▸ Raw data:
○ ○ ○ ○ ○
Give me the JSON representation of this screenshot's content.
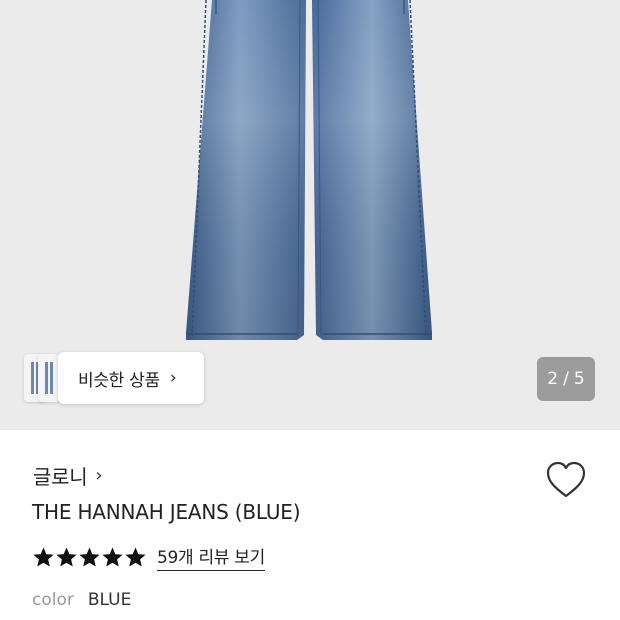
{
  "gallery": {
    "similar_label": "비슷한 상품",
    "similar_chevron": "›",
    "page_current": "2",
    "page_separator": "/",
    "page_total": "5"
  },
  "product": {
    "brand": "글로니",
    "brand_chevron": "›",
    "title": "THE HANNAH JEANS (BLUE)",
    "rating": 5,
    "review_link": "59개 리뷰 보기",
    "color_label": "color",
    "color_value": "BLUE"
  },
  "colors": {
    "hero_bg": "#ebebeb",
    "denim": "#5a7ba6",
    "counter_bg": "#9c9c9c",
    "star": "#111111"
  },
  "icons": {
    "wishlist": "heart-outline-icon",
    "rating": "star-filled-icon"
  }
}
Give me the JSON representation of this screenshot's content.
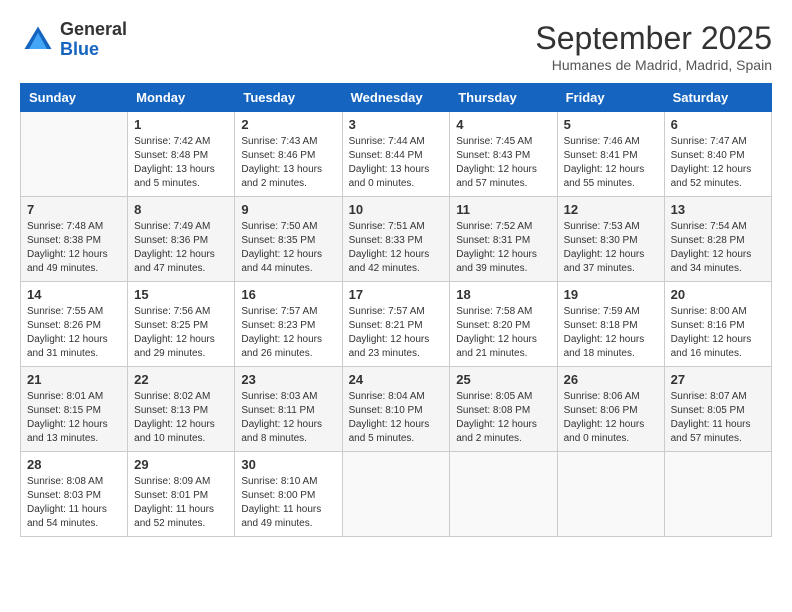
{
  "header": {
    "logo_line1": "General",
    "logo_line2": "Blue",
    "month_title": "September 2025",
    "location": "Humanes de Madrid, Madrid, Spain"
  },
  "days_of_week": [
    "Sunday",
    "Monday",
    "Tuesday",
    "Wednesday",
    "Thursday",
    "Friday",
    "Saturday"
  ],
  "weeks": [
    [
      {
        "day": "",
        "info": ""
      },
      {
        "day": "1",
        "info": "Sunrise: 7:42 AM\nSunset: 8:48 PM\nDaylight: 13 hours\nand 5 minutes."
      },
      {
        "day": "2",
        "info": "Sunrise: 7:43 AM\nSunset: 8:46 PM\nDaylight: 13 hours\nand 2 minutes."
      },
      {
        "day": "3",
        "info": "Sunrise: 7:44 AM\nSunset: 8:44 PM\nDaylight: 13 hours\nand 0 minutes."
      },
      {
        "day": "4",
        "info": "Sunrise: 7:45 AM\nSunset: 8:43 PM\nDaylight: 12 hours\nand 57 minutes."
      },
      {
        "day": "5",
        "info": "Sunrise: 7:46 AM\nSunset: 8:41 PM\nDaylight: 12 hours\nand 55 minutes."
      },
      {
        "day": "6",
        "info": "Sunrise: 7:47 AM\nSunset: 8:40 PM\nDaylight: 12 hours\nand 52 minutes."
      }
    ],
    [
      {
        "day": "7",
        "info": "Sunrise: 7:48 AM\nSunset: 8:38 PM\nDaylight: 12 hours\nand 49 minutes."
      },
      {
        "day": "8",
        "info": "Sunrise: 7:49 AM\nSunset: 8:36 PM\nDaylight: 12 hours\nand 47 minutes."
      },
      {
        "day": "9",
        "info": "Sunrise: 7:50 AM\nSunset: 8:35 PM\nDaylight: 12 hours\nand 44 minutes."
      },
      {
        "day": "10",
        "info": "Sunrise: 7:51 AM\nSunset: 8:33 PM\nDaylight: 12 hours\nand 42 minutes."
      },
      {
        "day": "11",
        "info": "Sunrise: 7:52 AM\nSunset: 8:31 PM\nDaylight: 12 hours\nand 39 minutes."
      },
      {
        "day": "12",
        "info": "Sunrise: 7:53 AM\nSunset: 8:30 PM\nDaylight: 12 hours\nand 37 minutes."
      },
      {
        "day": "13",
        "info": "Sunrise: 7:54 AM\nSunset: 8:28 PM\nDaylight: 12 hours\nand 34 minutes."
      }
    ],
    [
      {
        "day": "14",
        "info": "Sunrise: 7:55 AM\nSunset: 8:26 PM\nDaylight: 12 hours\nand 31 minutes."
      },
      {
        "day": "15",
        "info": "Sunrise: 7:56 AM\nSunset: 8:25 PM\nDaylight: 12 hours\nand 29 minutes."
      },
      {
        "day": "16",
        "info": "Sunrise: 7:57 AM\nSunset: 8:23 PM\nDaylight: 12 hours\nand 26 minutes."
      },
      {
        "day": "17",
        "info": "Sunrise: 7:57 AM\nSunset: 8:21 PM\nDaylight: 12 hours\nand 23 minutes."
      },
      {
        "day": "18",
        "info": "Sunrise: 7:58 AM\nSunset: 8:20 PM\nDaylight: 12 hours\nand 21 minutes."
      },
      {
        "day": "19",
        "info": "Sunrise: 7:59 AM\nSunset: 8:18 PM\nDaylight: 12 hours\nand 18 minutes."
      },
      {
        "day": "20",
        "info": "Sunrise: 8:00 AM\nSunset: 8:16 PM\nDaylight: 12 hours\nand 16 minutes."
      }
    ],
    [
      {
        "day": "21",
        "info": "Sunrise: 8:01 AM\nSunset: 8:15 PM\nDaylight: 12 hours\nand 13 minutes."
      },
      {
        "day": "22",
        "info": "Sunrise: 8:02 AM\nSunset: 8:13 PM\nDaylight: 12 hours\nand 10 minutes."
      },
      {
        "day": "23",
        "info": "Sunrise: 8:03 AM\nSunset: 8:11 PM\nDaylight: 12 hours\nand 8 minutes."
      },
      {
        "day": "24",
        "info": "Sunrise: 8:04 AM\nSunset: 8:10 PM\nDaylight: 12 hours\nand 5 minutes."
      },
      {
        "day": "25",
        "info": "Sunrise: 8:05 AM\nSunset: 8:08 PM\nDaylight: 12 hours\nand 2 minutes."
      },
      {
        "day": "26",
        "info": "Sunrise: 8:06 AM\nSunset: 8:06 PM\nDaylight: 12 hours\nand 0 minutes."
      },
      {
        "day": "27",
        "info": "Sunrise: 8:07 AM\nSunset: 8:05 PM\nDaylight: 11 hours\nand 57 minutes."
      }
    ],
    [
      {
        "day": "28",
        "info": "Sunrise: 8:08 AM\nSunset: 8:03 PM\nDaylight: 11 hours\nand 54 minutes."
      },
      {
        "day": "29",
        "info": "Sunrise: 8:09 AM\nSunset: 8:01 PM\nDaylight: 11 hours\nand 52 minutes."
      },
      {
        "day": "30",
        "info": "Sunrise: 8:10 AM\nSunset: 8:00 PM\nDaylight: 11 hours\nand 49 minutes."
      },
      {
        "day": "",
        "info": ""
      },
      {
        "day": "",
        "info": ""
      },
      {
        "day": "",
        "info": ""
      },
      {
        "day": "",
        "info": ""
      }
    ]
  ]
}
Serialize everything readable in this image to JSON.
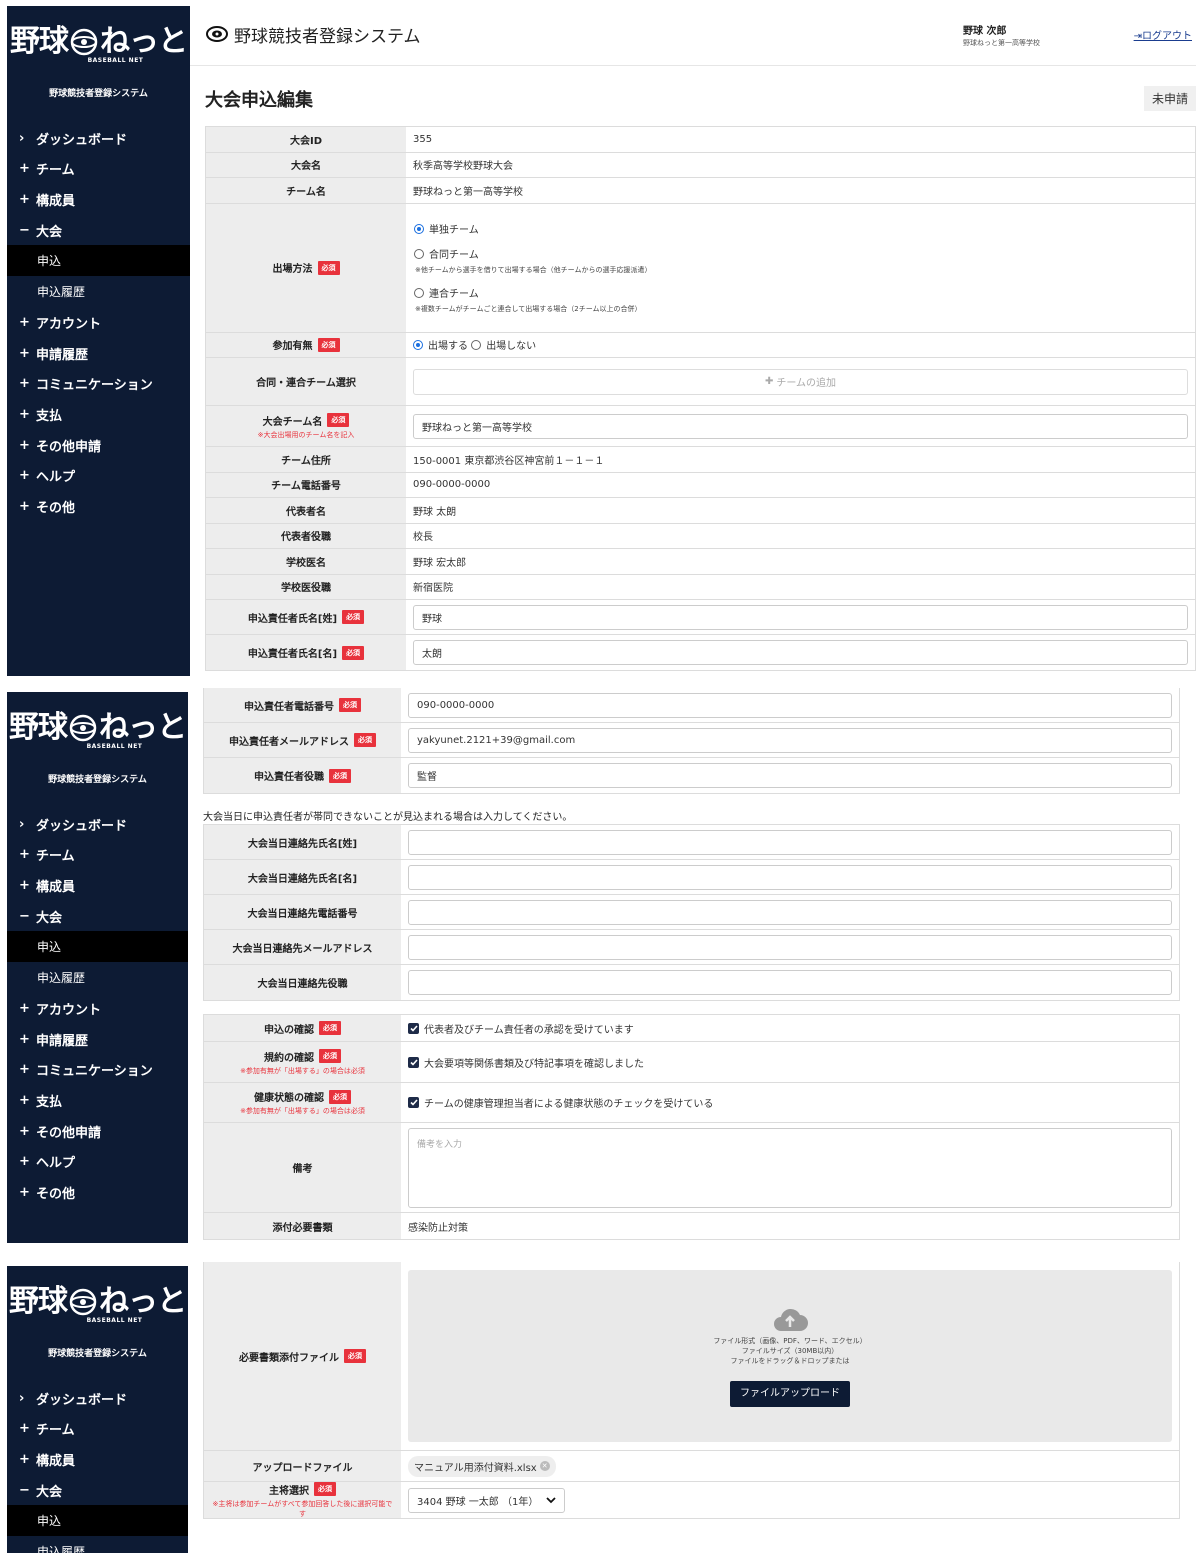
{
  "brand": {
    "logo_left": "野球",
    "logo_right": "ねっと",
    "logo_sub": "BASEBALL NET",
    "system_name": "野球競技者登録システム"
  },
  "sidebar": {
    "menu": [
      {
        "sym": "›",
        "label": "ダッシュボード"
      },
      {
        "sym": "+",
        "label": "チーム"
      },
      {
        "sym": "+",
        "label": "構成員"
      },
      {
        "sym": "−",
        "label": "大会"
      },
      {
        "sym": "+",
        "label": "アカウント"
      },
      {
        "sym": "+",
        "label": "申請履歴"
      },
      {
        "sym": "+",
        "label": "コミュニケーション"
      },
      {
        "sym": "+",
        "label": "支払"
      },
      {
        "sym": "+",
        "label": "その他申請"
      },
      {
        "sym": "+",
        "label": "ヘルプ"
      },
      {
        "sym": "+",
        "label": "その他"
      }
    ],
    "submenu": [
      {
        "label": "申込"
      },
      {
        "label": "申込履歴"
      }
    ]
  },
  "header": {
    "title": "野球競技者登録システム",
    "user_name": "野球 次郎",
    "user_school": "野球ねっと第一高等学校",
    "logout": "ログアウト"
  },
  "page": {
    "title": "大会申込編集",
    "status": "未申請"
  },
  "form": {
    "tournament_id": {
      "label": "大会ID",
      "value": "355"
    },
    "tournament_name": {
      "label": "大会名",
      "value": "秋季高等学校野球大会"
    },
    "team_name": {
      "label": "チーム名",
      "value": "野球ねっと第一高等学校"
    },
    "entry_method": {
      "label": "出場方法",
      "options": [
        {
          "label": "単独チーム",
          "note": "",
          "selected": true
        },
        {
          "label": "合同チーム",
          "note": "※他チームから選手を借りて出場する場合（他チームからの選手応援派遣）",
          "selected": false
        },
        {
          "label": "連合チーム",
          "note": "※複数チームがチームごと連合して出場する場合（2チーム以上の合併）",
          "selected": false
        }
      ]
    },
    "participation": {
      "label": "参加有無",
      "yes": "出場する",
      "no": "出場しない"
    },
    "joint_team": {
      "label": "合同・連合チーム選択",
      "add_button": "チームの追加"
    },
    "tournament_team_name": {
      "label": "大会チーム名",
      "note": "※大会出場用のチーム名を記入",
      "value": "野球ねっと第一高等学校"
    },
    "team_address": {
      "label": "チーム住所",
      "value": "150-0001 東京都渋谷区神宮前１－１－１"
    },
    "team_phone": {
      "label": "チーム電話番号",
      "value": "090-0000-0000"
    },
    "representative": {
      "label": "代表者名",
      "value": "野球 太朗"
    },
    "representative_title": {
      "label": "代表者役職",
      "value": "校長"
    },
    "school_doctor": {
      "label": "学校医名",
      "value": "野球 宏太郎"
    },
    "school_doctor_title": {
      "label": "学校医役職",
      "value": "新宿医院"
    },
    "applicant_last": {
      "label": "申込責任者氏名[姓]",
      "value": "野球"
    },
    "applicant_first": {
      "label": "申込責任者氏名[名]",
      "value": "太朗"
    },
    "applicant_phone": {
      "label": "申込責任者電話番号",
      "value": "090-0000-0000"
    },
    "applicant_email": {
      "label": "申込責任者メールアドレス",
      "value": "yakyunet.2121+39@gmail.com"
    },
    "applicant_title": {
      "label": "申込責任者役職",
      "value": "監督"
    },
    "day_contact_note": "大会当日に申込責任者が帯同できないことが見込まれる場合は入力してください。",
    "day_contact_last": {
      "label": "大会当日連絡先氏名[姓]",
      "value": ""
    },
    "day_contact_first": {
      "label": "大会当日連絡先氏名[名]",
      "value": ""
    },
    "day_contact_phone": {
      "label": "大会当日連絡先電話番号",
      "value": ""
    },
    "day_contact_email": {
      "label": "大会当日連絡先メールアドレス",
      "value": ""
    },
    "day_contact_title": {
      "label": "大会当日連絡先役職",
      "value": ""
    },
    "confirm_application": {
      "label": "申込の確認",
      "text": "代表者及びチーム責任者の承認を受けています"
    },
    "confirm_rules": {
      "label": "規約の確認",
      "note": "※参加有無が「出場する」の場合は必須",
      "text": "大会要項等関係書類及び特記事項を確認しました"
    },
    "confirm_health": {
      "label": "健康状態の確認",
      "note": "※参加有無が「出場する」の場合は必須",
      "text": "チームの健康管理担当者による健康状態のチェックを受けている"
    },
    "remarks": {
      "label": "備考",
      "placeholder": "備考を入力"
    },
    "attachment_type": {
      "label": "添付必要書類",
      "value": "感染防止対策"
    },
    "required_files": {
      "label": "必要書類添付ファイル",
      "line1": "ファイル形式（画像、PDF、ワード、エクセル）",
      "line2": "ファイルサイズ（30MB以内）",
      "line3": "ファイルをドラッグ＆ドロップまたは",
      "button": "ファイルアップロード"
    },
    "upload_file": {
      "label": "アップロードファイル",
      "value": "マニュアル用添付資料.xlsx"
    },
    "captain": {
      "label": "主将選択",
      "note": "※主将は参加チームがすべて参加回答した後に選択可能です",
      "value": "3404 野球 一太郎 （1年）"
    }
  },
  "required_badge": "必須"
}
○ ○ ○ ○ ○
▸ Problem requirements: What count of lines in the listing contain the word "star"? Reply with the number only.

▸ Solution for this task: 2